**Exercise goal**
Copy all the data exactly, except the pictures.

**Items from a figure collection**
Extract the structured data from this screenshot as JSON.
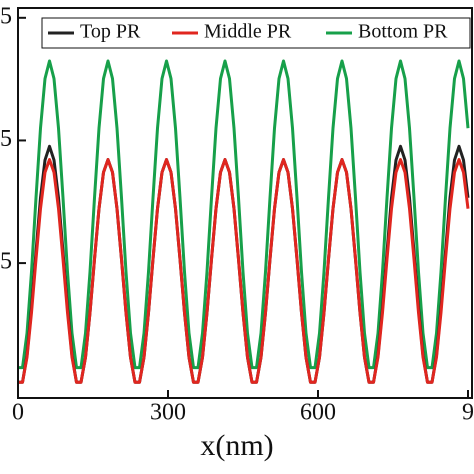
{
  "chart_data": {
    "type": "line",
    "xlabel": "x(nm)",
    "xlim": [
      0,
      908
    ],
    "xticks": [
      0,
      300,
      600,
      {
        "value": 900,
        "label": "9"
      }
    ],
    "ylim": [
      -0.025,
      0.77
    ],
    "yticks": [
      {
        "value": 0.25,
        "label": "5"
      },
      {
        "value": 0.5,
        "label": "5"
      },
      {
        "value": 0.75,
        "label": "5"
      }
    ],
    "legend": "top",
    "x": [
      0,
      9,
      18,
      27,
      36,
      45,
      54,
      63,
      72,
      81,
      90,
      99,
      108,
      117,
      126,
      135,
      144,
      153,
      162,
      171,
      180,
      189,
      198,
      207,
      216,
      225,
      234,
      243,
      252,
      261,
      270,
      279,
      288,
      297,
      306,
      315,
      324,
      333,
      342,
      351,
      360,
      369,
      378,
      387,
      396,
      405,
      414,
      423,
      432,
      441,
      450,
      459,
      468,
      477,
      486,
      495,
      504,
      513,
      522,
      531,
      540,
      549,
      558,
      567,
      576,
      585,
      594,
      603,
      612,
      621,
      630,
      639,
      648,
      657,
      666,
      675,
      684,
      693,
      702,
      711,
      720,
      729,
      738,
      747,
      756,
      765,
      774,
      783,
      792,
      801,
      810,
      819,
      828,
      837,
      846,
      855,
      864,
      873,
      882,
      891,
      900
    ],
    "series": [
      {
        "name": "Top PR",
        "color": "#222222",
        "values": [
          0.007,
          0.007,
          0.062,
          0.158,
          0.273,
          0.383,
          0.46,
          0.488,
          0.46,
          0.383,
          0.273,
          0.158,
          0.062,
          0.007,
          0.007,
          0.058,
          0.149,
          0.258,
          0.361,
          0.435,
          0.461,
          0.435,
          0.361,
          0.258,
          0.149,
          0.058,
          0.007,
          0.007,
          0.058,
          0.149,
          0.258,
          0.361,
          0.435,
          0.461,
          0.435,
          0.361,
          0.258,
          0.149,
          0.058,
          0.007,
          0.007,
          0.058,
          0.149,
          0.258,
          0.361,
          0.435,
          0.461,
          0.435,
          0.361,
          0.258,
          0.149,
          0.058,
          0.007,
          0.007,
          0.058,
          0.149,
          0.258,
          0.361,
          0.435,
          0.461,
          0.435,
          0.361,
          0.258,
          0.149,
          0.058,
          0.007,
          0.007,
          0.058,
          0.149,
          0.258,
          0.361,
          0.435,
          0.461,
          0.435,
          0.361,
          0.258,
          0.149,
          0.058,
          0.007,
          0.007,
          0.062,
          0.158,
          0.273,
          0.383,
          0.46,
          0.488,
          0.46,
          0.383,
          0.273,
          0.158,
          0.062,
          0.007,
          0.007,
          0.062,
          0.158,
          0.273,
          0.383,
          0.46,
          0.488,
          0.46,
          0.383
        ]
      },
      {
        "name": "Middle PR",
        "color": "#e0261f",
        "values": [
          0.007,
          0.007,
          0.058,
          0.149,
          0.258,
          0.361,
          0.435,
          0.461,
          0.435,
          0.361,
          0.258,
          0.149,
          0.058,
          0.007,
          0.007,
          0.058,
          0.149,
          0.258,
          0.361,
          0.435,
          0.461,
          0.435,
          0.361,
          0.258,
          0.149,
          0.058,
          0.007,
          0.007,
          0.058,
          0.149,
          0.258,
          0.361,
          0.435,
          0.461,
          0.435,
          0.361,
          0.258,
          0.149,
          0.058,
          0.007,
          0.007,
          0.058,
          0.149,
          0.258,
          0.361,
          0.435,
          0.461,
          0.435,
          0.361,
          0.258,
          0.149,
          0.058,
          0.007,
          0.007,
          0.058,
          0.149,
          0.258,
          0.361,
          0.435,
          0.461,
          0.435,
          0.361,
          0.258,
          0.149,
          0.058,
          0.007,
          0.007,
          0.058,
          0.149,
          0.258,
          0.361,
          0.435,
          0.461,
          0.435,
          0.361,
          0.258,
          0.149,
          0.058,
          0.007,
          0.007,
          0.058,
          0.149,
          0.258,
          0.361,
          0.435,
          0.461,
          0.435,
          0.361,
          0.258,
          0.149,
          0.058,
          0.007,
          0.007,
          0.058,
          0.149,
          0.258,
          0.361,
          0.435,
          0.461,
          0.435,
          0.361
        ]
      },
      {
        "name": "Bottom PR",
        "color": "#17a04a",
        "values": [
          0.037,
          0.037,
          0.107,
          0.232,
          0.383,
          0.525,
          0.626,
          0.662,
          0.626,
          0.525,
          0.383,
          0.232,
          0.107,
          0.037,
          0.037,
          0.107,
          0.232,
          0.383,
          0.525,
          0.626,
          0.662,
          0.626,
          0.525,
          0.383,
          0.232,
          0.107,
          0.037,
          0.037,
          0.107,
          0.232,
          0.383,
          0.525,
          0.626,
          0.662,
          0.626,
          0.525,
          0.383,
          0.232,
          0.107,
          0.037,
          0.037,
          0.107,
          0.232,
          0.383,
          0.525,
          0.626,
          0.662,
          0.626,
          0.525,
          0.383,
          0.232,
          0.107,
          0.037,
          0.037,
          0.107,
          0.232,
          0.383,
          0.525,
          0.626,
          0.662,
          0.626,
          0.525,
          0.383,
          0.232,
          0.107,
          0.037,
          0.037,
          0.107,
          0.232,
          0.383,
          0.525,
          0.626,
          0.662,
          0.626,
          0.525,
          0.383,
          0.232,
          0.107,
          0.037,
          0.037,
          0.107,
          0.232,
          0.383,
          0.525,
          0.626,
          0.662,
          0.626,
          0.525,
          0.383,
          0.232,
          0.107,
          0.037,
          0.037,
          0.107,
          0.232,
          0.383,
          0.525,
          0.626,
          0.662,
          0.626,
          0.525
        ]
      }
    ]
  }
}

**Result of this exercise**
Extract the structured data from this screenshot as JSON.
{
  "chart_data": {
    "type": "line",
    "xlabel": "x(nm)",
    "xlim": [
      0,
      908
    ],
    "xticks": [
      0,
      300,
      600,
      {
        "value": 900,
        "label": "9"
      }
    ],
    "ylim": [
      -0.025,
      0.77
    ],
    "yticks": [
      {
        "value": 0.25,
        "label": "5"
      },
      {
        "value": 0.5,
        "label": "5"
      },
      {
        "value": 0.75,
        "label": "5"
      }
    ],
    "legend": "top",
    "x": [
      0,
      9,
      18,
      27,
      36,
      45,
      54,
      63,
      72,
      81,
      90,
      99,
      108,
      117,
      126,
      135,
      144,
      153,
      162,
      171,
      180,
      189,
      198,
      207,
      216,
      225,
      234,
      243,
      252,
      261,
      270,
      279,
      288,
      297,
      306,
      315,
      324,
      333,
      342,
      351,
      360,
      369,
      378,
      387,
      396,
      405,
      414,
      423,
      432,
      441,
      450,
      459,
      468,
      477,
      486,
      495,
      504,
      513,
      522,
      531,
      540,
      549,
      558,
      567,
      576,
      585,
      594,
      603,
      612,
      621,
      630,
      639,
      648,
      657,
      666,
      675,
      684,
      693,
      702,
      711,
      720,
      729,
      738,
      747,
      756,
      765,
      774,
      783,
      792,
      801,
      810,
      819,
      828,
      837,
      846,
      855,
      864,
      873,
      882,
      891,
      900
    ],
    "series": [
      {
        "name": "Top PR",
        "color": "#222222",
        "values": [
          0.007,
          0.007,
          0.062,
          0.158,
          0.273,
          0.383,
          0.46,
          0.488,
          0.46,
          0.383,
          0.273,
          0.158,
          0.062,
          0.007,
          0.007,
          0.058,
          0.149,
          0.258,
          0.361,
          0.435,
          0.461,
          0.435,
          0.361,
          0.258,
          0.149,
          0.058,
          0.007,
          0.007,
          0.058,
          0.149,
          0.258,
          0.361,
          0.435,
          0.461,
          0.435,
          0.361,
          0.258,
          0.149,
          0.058,
          0.007,
          0.007,
          0.058,
          0.149,
          0.258,
          0.361,
          0.435,
          0.461,
          0.435,
          0.361,
          0.258,
          0.149,
          0.058,
          0.007,
          0.007,
          0.058,
          0.149,
          0.258,
          0.361,
          0.435,
          0.461,
          0.435,
          0.361,
          0.258,
          0.149,
          0.058,
          0.007,
          0.007,
          0.058,
          0.149,
          0.258,
          0.361,
          0.435,
          0.461,
          0.435,
          0.361,
          0.258,
          0.149,
          0.058,
          0.007,
          0.007,
          0.062,
          0.158,
          0.273,
          0.383,
          0.46,
          0.488,
          0.46,
          0.383,
          0.273,
          0.158,
          0.062,
          0.007,
          0.007,
          0.062,
          0.158,
          0.273,
          0.383,
          0.46,
          0.488,
          0.46,
          0.383
        ]
      },
      {
        "name": "Middle PR",
        "color": "#e0261f",
        "values": [
          0.007,
          0.007,
          0.058,
          0.149,
          0.258,
          0.361,
          0.435,
          0.461,
          0.435,
          0.361,
          0.258,
          0.149,
          0.058,
          0.007,
          0.007,
          0.058,
          0.149,
          0.258,
          0.361,
          0.435,
          0.461,
          0.435,
          0.361,
          0.258,
          0.149,
          0.058,
          0.007,
          0.007,
          0.058,
          0.149,
          0.258,
          0.361,
          0.435,
          0.461,
          0.435,
          0.361,
          0.258,
          0.149,
          0.058,
          0.007,
          0.007,
          0.058,
          0.149,
          0.258,
          0.361,
          0.435,
          0.461,
          0.435,
          0.361,
          0.258,
          0.149,
          0.058,
          0.007,
          0.007,
          0.058,
          0.149,
          0.258,
          0.361,
          0.435,
          0.461,
          0.435,
          0.361,
          0.258,
          0.149,
          0.058,
          0.007,
          0.007,
          0.058,
          0.149,
          0.258,
          0.361,
          0.435,
          0.461,
          0.435,
          0.361,
          0.258,
          0.149,
          0.058,
          0.007,
          0.007,
          0.058,
          0.149,
          0.258,
          0.361,
          0.435,
          0.461,
          0.435,
          0.361,
          0.258,
          0.149,
          0.058,
          0.007,
          0.007,
          0.058,
          0.149,
          0.258,
          0.361,
          0.435,
          0.461,
          0.435,
          0.361
        ]
      },
      {
        "name": "Bottom PR",
        "color": "#17a04a",
        "values": [
          0.037,
          0.037,
          0.107,
          0.232,
          0.383,
          0.525,
          0.626,
          0.662,
          0.626,
          0.525,
          0.383,
          0.232,
          0.107,
          0.037,
          0.037,
          0.107,
          0.232,
          0.383,
          0.525,
          0.626,
          0.662,
          0.626,
          0.525,
          0.383,
          0.232,
          0.107,
          0.037,
          0.037,
          0.107,
          0.232,
          0.383,
          0.525,
          0.626,
          0.662,
          0.626,
          0.525,
          0.383,
          0.232,
          0.107,
          0.037,
          0.037,
          0.107,
          0.232,
          0.383,
          0.525,
          0.626,
          0.662,
          0.626,
          0.525,
          0.383,
          0.232,
          0.107,
          0.037,
          0.037,
          0.107,
          0.232,
          0.383,
          0.525,
          0.626,
          0.662,
          0.626,
          0.525,
          0.383,
          0.232,
          0.107,
          0.037,
          0.037,
          0.107,
          0.232,
          0.383,
          0.525,
          0.626,
          0.662,
          0.626,
          0.525,
          0.383,
          0.232,
          0.107,
          0.037,
          0.037,
          0.107,
          0.232,
          0.383,
          0.525,
          0.626,
          0.662,
          0.626,
          0.525,
          0.383,
          0.232,
          0.107,
          0.037,
          0.037,
          0.107,
          0.232,
          0.383,
          0.525,
          0.626,
          0.662,
          0.626,
          0.525
        ]
      }
    ]
  }
}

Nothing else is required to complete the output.